• **Dataset items**
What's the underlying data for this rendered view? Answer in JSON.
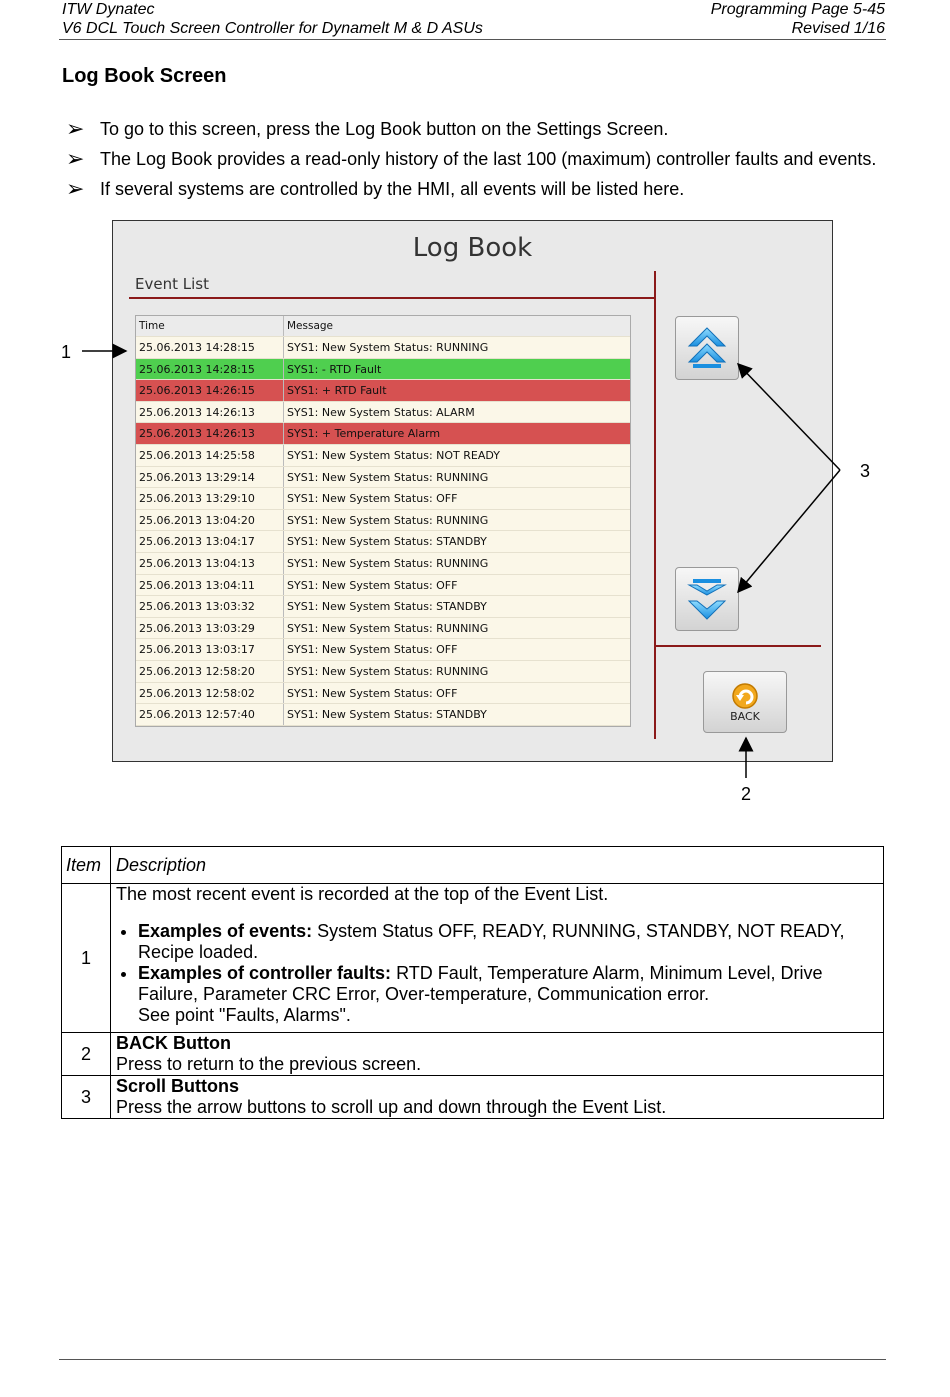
{
  "header": {
    "company": "ITW Dynatec",
    "manual": "V6 DCL Touch Screen Controller for Dynamelt M & D ASUs",
    "page": "Programming Page 5-45",
    "revision": "Revised 1/16"
  },
  "section_title": "Log Book Screen",
  "bullets": [
    "To go to this screen, press the Log Book button on the Settings Screen.",
    "The Log Book provides a read-only history of the last 100 (maximum) controller faults and events.",
    "If several systems are controlled by the HMI, all events will be listed here."
  ],
  "screen": {
    "title": "Log Book",
    "event_list_label": "Event List",
    "columns": [
      "Time",
      "Message"
    ],
    "rows": [
      {
        "time": "25.06.2013   14:28:15",
        "message": "SYS1: New System Status: RUNNING",
        "color": "#fbf7e8"
      },
      {
        "time": "25.06.2013   14:28:15",
        "message": "SYS1: - RTD Fault",
        "color": "#4fcf4f"
      },
      {
        "time": "25.06.2013   14:26:15",
        "message": "SYS1: + RTD Fault",
        "color": "#d65151"
      },
      {
        "time": "25.06.2013   14:26:13",
        "message": "SYS1: New System Status: ALARM",
        "color": "#fbf7e8"
      },
      {
        "time": "25.06.2013   14:26:13",
        "message": "SYS1: + Temperature Alarm",
        "color": "#d65151"
      },
      {
        "time": "25.06.2013   14:25:58",
        "message": "SYS1: New System Status: NOT READY",
        "color": "#fbf7e8"
      },
      {
        "time": "25.06.2013   13:29:14",
        "message": "SYS1: New System Status: RUNNING",
        "color": "#fbf7e8"
      },
      {
        "time": "25.06.2013   13:29:10",
        "message": "SYS1: New System Status: OFF",
        "color": "#fbf7e8"
      },
      {
        "time": "25.06.2013   13:04:20",
        "message": "SYS1: New System Status: RUNNING",
        "color": "#fbf7e8"
      },
      {
        "time": "25.06.2013   13:04:17",
        "message": "SYS1: New System Status: STANDBY",
        "color": "#fbf7e8"
      },
      {
        "time": "25.06.2013   13:04:13",
        "message": "SYS1: New System Status: RUNNING",
        "color": "#fbf7e8"
      },
      {
        "time": "25.06.2013   13:04:11",
        "message": "SYS1: New System Status: OFF",
        "color": "#fbf7e8"
      },
      {
        "time": "25.06.2013   13:03:32",
        "message": "SYS1: New System Status: STANDBY",
        "color": "#fbf7e8"
      },
      {
        "time": "25.06.2013   13:03:29",
        "message": "SYS1: New System Status: RUNNING",
        "color": "#fbf7e8"
      },
      {
        "time": "25.06.2013   13:03:17",
        "message": "SYS1: New System Status: OFF",
        "color": "#fbf7e8"
      },
      {
        "time": "25.06.2013   12:58:20",
        "message": "SYS1: New System Status: RUNNING",
        "color": "#fbf7e8"
      },
      {
        "time": "25.06.2013   12:58:02",
        "message": "SYS1: New System Status: OFF",
        "color": "#fbf7e8"
      },
      {
        "time": "25.06.2013   12:57:40",
        "message": "SYS1: New System Status: STANDBY",
        "color": "#fbf7e8"
      }
    ],
    "back_label": "BACK",
    "scroll_up_icon": "double-chevron-up-icon",
    "scroll_down_icon": "double-chevron-down-icon"
  },
  "callouts": {
    "one": "1",
    "two": "2",
    "three": "3"
  },
  "table": {
    "col_item": "Item",
    "col_description": "Description",
    "row1": {
      "item": "1",
      "intro": "The most recent event is recorded at the top of the Event List.",
      "b1_bold": "Examples of events:",
      "b1_text": " System Status OFF, READY, RUNNING, STANDBY, NOT READY, Recipe loaded.",
      "b2_bold": "Examples of controller faults:",
      "b2_text": " RTD Fault, Temperature Alarm, Minimum Level, Drive Failure, Parameter CRC Error, Over-temperature, Communication error.",
      "b2_see": "See point \"Faults, Alarms\"."
    },
    "row2": {
      "item": "2",
      "title": "BACK Button",
      "text": "Press to return to the previous screen."
    },
    "row3": {
      "item": "3",
      "title": "Scroll Buttons",
      "text": "Press the arrow buttons to scroll up and down through the Event List."
    }
  }
}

• **TASK TO CARRY OUT**
Search the lines for "this". Copy each line that has it.

• **WRITTEN SOLUTION**
What's the underlying data for this rendered view? Answer in JSON.
    "To go to this screen, press the Log Book button on the Settings Screen.",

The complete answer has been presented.